What is asked => Work out the number of lines containing "Conversations". Answer with nothing but that number.

------ Entries supplied ------

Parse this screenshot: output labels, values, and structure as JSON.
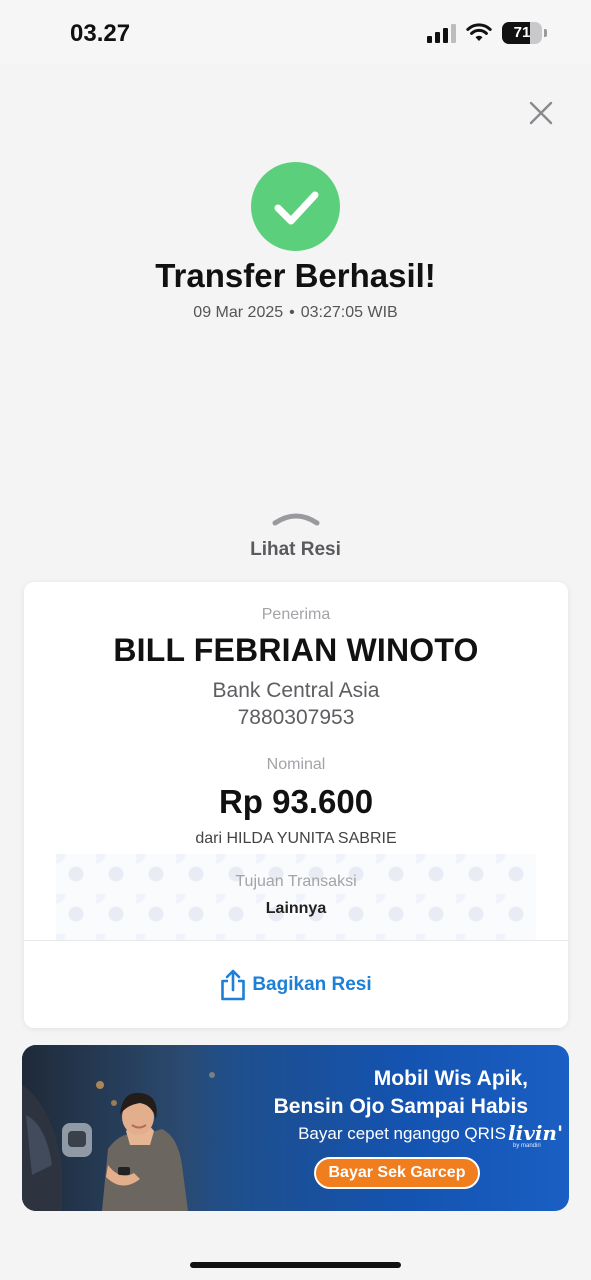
{
  "status_bar": {
    "time": "03.27",
    "battery_level": "71",
    "icons": [
      "cellular-signal-icon",
      "wifi-icon",
      "battery-icon"
    ]
  },
  "header": {
    "close_icon": "close-icon",
    "success_icon": "check-circle-icon",
    "title": "Transfer Berhasil!",
    "date": "09 Mar 2025",
    "separator": "•",
    "time": "03:27:05 WIB"
  },
  "receipt_toggle": {
    "icon": "chevron-up-icon",
    "label": "Lihat Resi"
  },
  "receipt": {
    "receiver_label": "Penerima",
    "receiver_name": "BILL FEBRIAN WINOTO",
    "receiver_bank": "Bank Central Asia",
    "receiver_account": "7880307953",
    "nominal_label": "Nominal",
    "amount": "Rp 93.600",
    "sender": "dari HILDA YUNITA SABRIE",
    "purpose_label": "Tujuan Transaksi",
    "purpose_value": "Lainnya",
    "share_icon": "share-icon",
    "share_label": "Bagikan Resi"
  },
  "promo": {
    "line1": "Mobil Wis Apik,",
    "line2": "Bensin Ojo Sampai Habis",
    "line3": "Bayar cepet nganggo QRIS",
    "brand": "livin'",
    "brand_sub": "by mandiri",
    "cta": "Bayar Sek Garcep"
  },
  "colors": {
    "success": "#5ccf7c",
    "accent_blue": "#1d7fd6",
    "cta_orange": "#f07d1e",
    "banner_blue": "#1453b0"
  }
}
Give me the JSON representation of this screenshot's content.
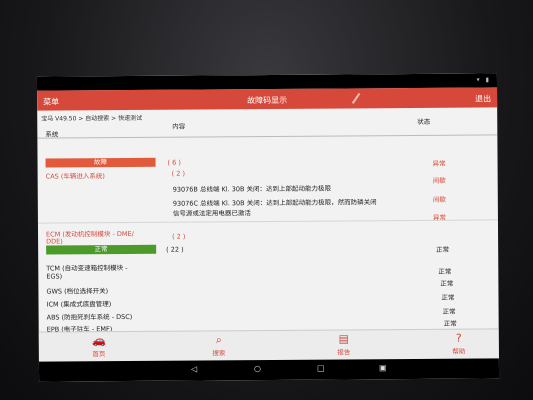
{
  "header": {
    "menu": "菜单",
    "title": "故障码显示",
    "exit": "退出"
  },
  "breadcrumb": "宝马 V49.50 > 自动搜索 > 快速测试",
  "columns": {
    "system": "系统",
    "content": "内容",
    "status": "状态"
  },
  "faults": {
    "label": "故障",
    "count": "( 6 )",
    "items": [
      {
        "system": "CAS (车辆进入系统)",
        "count": "( 2 )",
        "status": "异常"
      },
      {
        "content": "93076B 总线端 Kl. 30B 关闭：达到上部起动能力极限",
        "status": "间歇"
      },
      {
        "content": "93076C 总线端 Kl. 30B 关闭：达到上部起动能力极限，然而防磷关闭",
        "content2": "信号源或法定用电器已激活",
        "status": "间歇"
      },
      {
        "system": "ECM (发动机控制模块 - DME/",
        "system2": "DDE)",
        "count": "( 2 )",
        "status": "异常"
      }
    ]
  },
  "normals": {
    "label": "正常",
    "count": "( 22 )",
    "status": "正常",
    "items": [
      {
        "system": "TCM (自动变速箱控制模块 -",
        "system2": "EGS)",
        "status": "正常"
      },
      {
        "system": "GWS (档位选择开关)",
        "status": "正常"
      },
      {
        "system": "ICM (集成式底盘管理)",
        "status": "正常"
      },
      {
        "system": "ABS (防抱死刹车系统 - DSC)",
        "status": "正常"
      },
      {
        "system": "EPB (电子驻车 - EMF)",
        "status": "正常"
      }
    ]
  },
  "nav": [
    {
      "label": "首页",
      "icon": "car-icon"
    },
    {
      "label": "搜索",
      "icon": "search-icon"
    },
    {
      "label": "报告",
      "icon": "report-icon"
    },
    {
      "label": "帮助",
      "icon": "help-icon"
    }
  ],
  "colors": {
    "titlebar": "#d6493a",
    "fault": "#e15a3c",
    "normal": "#4c9a2a"
  }
}
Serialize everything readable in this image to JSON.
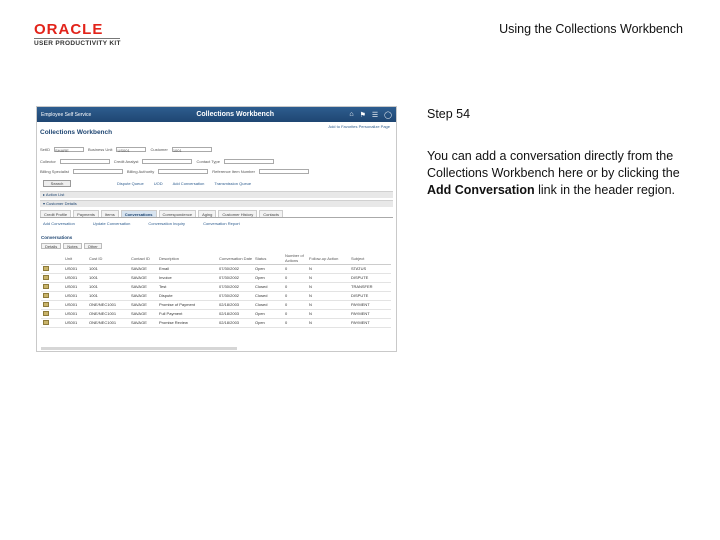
{
  "header": {
    "logo_brand": "ORACLE",
    "logo_sub": "USER PRODUCTIVITY KIT",
    "doc_title": "Using the Collections Workbench"
  },
  "screenshot": {
    "back_label": "Employee Self Service",
    "title": "Collections Workbench",
    "page_title": "Collections Workbench",
    "links": "Add to Favorites  Personalize Page",
    "criteria": [
      {
        "label": "SetID",
        "value": "SHARE"
      },
      {
        "label": "Business Unit",
        "value": "US001"
      },
      {
        "label": "Customer",
        "value": "1001"
      },
      {
        "label": "Contact Type",
        "value": ""
      },
      {
        "label": "Billing Specialist",
        "value": ""
      },
      {
        "label": "Collector",
        "value": ""
      },
      {
        "label": "Credit Analyst",
        "value": ""
      },
      {
        "label": "Billing Authority",
        "value": ""
      },
      {
        "label": "Reference Item Number",
        "value": ""
      }
    ],
    "search_button": "Search",
    "quick_links": [
      "Dispute Queue",
      "UOD",
      "Add Conversation",
      "Transmission Queue"
    ],
    "sections": [
      "Action List",
      "Customer Details"
    ],
    "tabs": [
      "Credit Profile",
      "Payments",
      "Items",
      "Conversations",
      "Correspondence",
      "Aging",
      "Customer History",
      "Contacts"
    ],
    "active_tab": "Conversations",
    "sublinks": [
      "Add Conversation",
      "Update Conversation",
      "Conversation Inquiry",
      "Conversation Report"
    ],
    "grid_title": "Conversations",
    "grid_tabs": [
      "Details",
      "Notes",
      "Other"
    ],
    "columns": [
      "",
      "Unit",
      "Cust ID",
      "Contact ID",
      "Description",
      "Conversation Date",
      "Status",
      "Number of Actions",
      "Follow-up Action",
      "Subject"
    ],
    "rows": [
      [
        "",
        "US001",
        "1001",
        "SAVAGE",
        "Email",
        "07/30/2002",
        "Open",
        "0",
        "N",
        "STATUS"
      ],
      [
        "",
        "US001",
        "1001",
        "SAVAGE",
        "Invoice",
        "07/30/2002",
        "Open",
        "0",
        "N",
        "DISPUTE"
      ],
      [
        "",
        "US001",
        "1001",
        "SAVAGE",
        "Test",
        "07/30/2002",
        "Closed",
        "0",
        "N",
        "TRANSFER"
      ],
      [
        "",
        "US001",
        "1001",
        "SAVAGE",
        "Dispute",
        "07/30/2002",
        "Closed",
        "0",
        "N",
        "DISPUTE"
      ],
      [
        "",
        "US001",
        "ONE/NEC1001",
        "SAVAGE",
        "Promise of Payment",
        "02/18/2003",
        "Closed",
        "0",
        "N",
        "PAYMENT"
      ],
      [
        "",
        "US001",
        "ONE/NEC1001",
        "SAVAGE",
        "Full Payment",
        "02/18/2003",
        "Open",
        "0",
        "N",
        "PAYMENT"
      ],
      [
        "",
        "US001",
        "ONE/NEC1001",
        "SAVAGE",
        "Promise Review",
        "02/18/2003",
        "Open",
        "0",
        "N",
        "PAYMENT"
      ]
    ]
  },
  "step": {
    "label": "Step 54",
    "body_pre": "You can add a conversation directly from the Collections Workbench here or by clicking the ",
    "body_bold": "Add Conversation",
    "body_post": " link in the header region."
  }
}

------

Result below => 3